Le specialità gastronomiche di Santorini sono le frittelle di pomodoro (Tomatokeftedes, o nei più diffusi menu in inglese, fried tomato balls) e crema di fave (fava).

Da Santorini si possono raggiungere l'isola di Thirasia e gli scogli di Nea Kameni e Palea Kameni, altri resti del cratere vulcanico.
Nea Kameni e Palea Kameni sono visitabili solo con  un tour in battello.

Acque calde di Palea Kameni
La gita costa intorno ai 30 euro e comprende una sosta di un'ora e mezza a Nea Kameni per vedere i crateri vulcanici, prezzo 2 euro e molto caldo in stagione, poi un bagno di una ventina di minuti nelle acque rosse e sulfuree (che si raggiungono con  una nuotata di un centinaio di metri più, a volte, un tuffo di un paio di metri dal battello). Poi una sosta a Thirasia per il pranzo, infine un tramonto a Oia. Trasporti extra e pranzo non sono compresi. Esistono combinazioni di tour ridotti con solo una parte del programma.

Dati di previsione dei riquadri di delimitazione
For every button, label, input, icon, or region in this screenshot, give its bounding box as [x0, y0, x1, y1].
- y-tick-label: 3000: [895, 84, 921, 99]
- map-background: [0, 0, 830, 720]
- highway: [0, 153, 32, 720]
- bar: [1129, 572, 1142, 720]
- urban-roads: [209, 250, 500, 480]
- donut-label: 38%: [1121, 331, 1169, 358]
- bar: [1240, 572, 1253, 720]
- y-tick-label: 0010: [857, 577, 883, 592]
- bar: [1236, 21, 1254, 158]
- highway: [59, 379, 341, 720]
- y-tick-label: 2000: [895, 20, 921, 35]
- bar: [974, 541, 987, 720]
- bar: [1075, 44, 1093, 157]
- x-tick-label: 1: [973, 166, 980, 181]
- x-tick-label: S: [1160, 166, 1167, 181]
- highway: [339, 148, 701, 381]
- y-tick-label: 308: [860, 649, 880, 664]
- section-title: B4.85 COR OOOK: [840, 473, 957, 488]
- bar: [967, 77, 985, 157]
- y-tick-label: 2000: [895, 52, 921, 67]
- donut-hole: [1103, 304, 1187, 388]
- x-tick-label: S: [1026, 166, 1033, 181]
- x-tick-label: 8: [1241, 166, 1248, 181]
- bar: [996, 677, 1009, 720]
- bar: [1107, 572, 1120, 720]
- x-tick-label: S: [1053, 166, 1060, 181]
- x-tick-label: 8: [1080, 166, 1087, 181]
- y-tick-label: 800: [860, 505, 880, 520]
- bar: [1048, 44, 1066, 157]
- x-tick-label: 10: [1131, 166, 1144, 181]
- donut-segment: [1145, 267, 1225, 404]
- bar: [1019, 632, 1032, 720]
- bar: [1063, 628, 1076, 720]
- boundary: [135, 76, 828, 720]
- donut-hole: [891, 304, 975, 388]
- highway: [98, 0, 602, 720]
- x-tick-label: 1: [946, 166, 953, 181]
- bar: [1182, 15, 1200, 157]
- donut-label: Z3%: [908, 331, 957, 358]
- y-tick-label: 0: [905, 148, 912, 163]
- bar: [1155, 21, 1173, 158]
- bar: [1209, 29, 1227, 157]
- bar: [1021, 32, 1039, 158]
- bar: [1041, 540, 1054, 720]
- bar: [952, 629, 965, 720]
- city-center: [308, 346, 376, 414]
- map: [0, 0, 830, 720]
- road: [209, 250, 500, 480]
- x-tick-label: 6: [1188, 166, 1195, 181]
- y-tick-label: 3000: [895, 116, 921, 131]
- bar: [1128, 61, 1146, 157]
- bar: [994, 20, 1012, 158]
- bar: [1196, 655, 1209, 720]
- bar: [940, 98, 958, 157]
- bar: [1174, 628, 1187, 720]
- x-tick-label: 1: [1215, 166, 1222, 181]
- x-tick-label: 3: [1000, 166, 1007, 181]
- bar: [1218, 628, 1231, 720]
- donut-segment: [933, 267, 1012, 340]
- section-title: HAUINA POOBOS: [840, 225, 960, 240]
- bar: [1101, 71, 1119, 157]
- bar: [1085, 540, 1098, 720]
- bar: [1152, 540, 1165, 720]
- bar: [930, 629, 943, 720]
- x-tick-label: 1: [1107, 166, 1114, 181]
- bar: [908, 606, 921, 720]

- **LAVORO RICHIESTO**:
Puoi copiare dal testo su Santorini tutto il passo che va da "Le specialità gastronomiche" giù fino a "del cratere vulcanico."?

- **SOLUZIONE SCRITTA**:
Le specialità gastronomiche di Santorini sono le frittelle di pomodoro (Tomatokeftedes, o nei più diffusi menu in inglese, fried tomato balls) e crema di fave (fava).

Da Santorini si possono raggiungere l'isola di Thirasia e gli scogli di Nea Kameni e Palea Kameni, altri resti del cratere vulcanico.